» **Dataset extract**
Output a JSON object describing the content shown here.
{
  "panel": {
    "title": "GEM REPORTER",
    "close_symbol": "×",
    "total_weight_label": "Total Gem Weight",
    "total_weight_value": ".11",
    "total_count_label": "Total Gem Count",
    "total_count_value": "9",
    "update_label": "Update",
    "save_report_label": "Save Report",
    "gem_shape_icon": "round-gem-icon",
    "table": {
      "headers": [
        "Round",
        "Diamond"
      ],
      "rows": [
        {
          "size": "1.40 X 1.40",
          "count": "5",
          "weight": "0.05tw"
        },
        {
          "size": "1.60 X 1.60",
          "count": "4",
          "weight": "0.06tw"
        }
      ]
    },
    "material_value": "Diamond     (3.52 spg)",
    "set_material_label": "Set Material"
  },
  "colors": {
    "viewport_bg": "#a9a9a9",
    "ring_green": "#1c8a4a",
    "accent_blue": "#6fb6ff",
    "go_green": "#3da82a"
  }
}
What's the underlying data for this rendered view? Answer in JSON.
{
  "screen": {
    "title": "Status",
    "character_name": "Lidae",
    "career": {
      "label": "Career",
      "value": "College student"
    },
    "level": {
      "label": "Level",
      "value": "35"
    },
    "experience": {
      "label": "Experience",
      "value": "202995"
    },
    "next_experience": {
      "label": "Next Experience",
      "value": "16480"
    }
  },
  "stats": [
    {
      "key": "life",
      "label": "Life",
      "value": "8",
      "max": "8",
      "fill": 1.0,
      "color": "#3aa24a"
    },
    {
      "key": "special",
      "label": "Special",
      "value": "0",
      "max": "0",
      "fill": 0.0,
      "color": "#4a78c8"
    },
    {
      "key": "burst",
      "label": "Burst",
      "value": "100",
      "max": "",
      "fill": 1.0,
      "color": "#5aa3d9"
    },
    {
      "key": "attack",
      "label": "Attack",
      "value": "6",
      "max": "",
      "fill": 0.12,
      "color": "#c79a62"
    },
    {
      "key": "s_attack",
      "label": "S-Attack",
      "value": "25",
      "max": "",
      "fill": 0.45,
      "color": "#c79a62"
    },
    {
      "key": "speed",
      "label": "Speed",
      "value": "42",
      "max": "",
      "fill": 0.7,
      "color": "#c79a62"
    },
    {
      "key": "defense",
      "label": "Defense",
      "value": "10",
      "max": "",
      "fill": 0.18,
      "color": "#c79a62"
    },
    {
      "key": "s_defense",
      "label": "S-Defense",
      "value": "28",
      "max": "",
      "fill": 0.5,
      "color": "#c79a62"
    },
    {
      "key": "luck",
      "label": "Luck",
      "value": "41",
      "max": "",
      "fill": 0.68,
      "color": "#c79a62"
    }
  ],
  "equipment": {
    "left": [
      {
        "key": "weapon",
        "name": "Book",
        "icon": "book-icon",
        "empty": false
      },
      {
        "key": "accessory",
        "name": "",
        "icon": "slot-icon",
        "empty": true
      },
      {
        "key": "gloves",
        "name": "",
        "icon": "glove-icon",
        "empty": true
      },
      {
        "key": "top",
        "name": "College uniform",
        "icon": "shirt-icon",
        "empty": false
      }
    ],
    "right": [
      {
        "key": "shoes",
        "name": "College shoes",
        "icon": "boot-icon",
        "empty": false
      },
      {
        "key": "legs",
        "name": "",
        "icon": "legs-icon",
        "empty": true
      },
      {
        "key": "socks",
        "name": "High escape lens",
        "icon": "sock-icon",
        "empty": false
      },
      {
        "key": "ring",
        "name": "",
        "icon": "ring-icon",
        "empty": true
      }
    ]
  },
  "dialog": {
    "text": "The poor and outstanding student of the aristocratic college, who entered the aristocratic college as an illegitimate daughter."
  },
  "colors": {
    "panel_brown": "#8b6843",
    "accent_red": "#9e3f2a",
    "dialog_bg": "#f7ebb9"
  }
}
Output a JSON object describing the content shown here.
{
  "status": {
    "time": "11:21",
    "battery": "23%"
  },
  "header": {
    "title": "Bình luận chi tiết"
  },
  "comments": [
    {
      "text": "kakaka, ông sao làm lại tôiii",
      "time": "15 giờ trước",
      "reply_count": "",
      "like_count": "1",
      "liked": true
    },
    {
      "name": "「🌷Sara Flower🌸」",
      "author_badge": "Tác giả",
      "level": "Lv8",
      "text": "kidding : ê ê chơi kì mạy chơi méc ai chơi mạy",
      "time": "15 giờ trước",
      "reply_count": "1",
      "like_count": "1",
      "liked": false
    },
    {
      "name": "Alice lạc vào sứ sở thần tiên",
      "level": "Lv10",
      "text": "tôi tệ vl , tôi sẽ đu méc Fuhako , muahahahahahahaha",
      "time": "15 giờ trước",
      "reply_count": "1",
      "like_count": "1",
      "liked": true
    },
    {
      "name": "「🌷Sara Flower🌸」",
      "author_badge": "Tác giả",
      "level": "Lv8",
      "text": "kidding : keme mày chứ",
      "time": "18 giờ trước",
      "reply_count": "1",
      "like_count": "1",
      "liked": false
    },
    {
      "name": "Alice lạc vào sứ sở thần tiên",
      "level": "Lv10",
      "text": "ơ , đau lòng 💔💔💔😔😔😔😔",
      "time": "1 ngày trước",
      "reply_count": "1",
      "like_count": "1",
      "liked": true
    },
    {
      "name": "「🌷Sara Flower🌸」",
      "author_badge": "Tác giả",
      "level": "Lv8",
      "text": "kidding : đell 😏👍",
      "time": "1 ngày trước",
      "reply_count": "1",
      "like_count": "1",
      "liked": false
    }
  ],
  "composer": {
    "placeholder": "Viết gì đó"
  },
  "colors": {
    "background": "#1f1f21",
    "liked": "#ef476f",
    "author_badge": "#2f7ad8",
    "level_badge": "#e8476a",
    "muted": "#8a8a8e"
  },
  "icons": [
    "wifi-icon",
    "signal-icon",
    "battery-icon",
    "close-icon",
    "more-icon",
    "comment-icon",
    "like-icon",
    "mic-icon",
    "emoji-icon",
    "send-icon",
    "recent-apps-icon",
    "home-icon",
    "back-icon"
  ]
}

» **What you should do**
Copy out the lines in which the string "title" appears.

» **Problem solution**
    "title": "GEM REPORTER",
    "title": "Status",
    "title": "Bình luận chi tiết"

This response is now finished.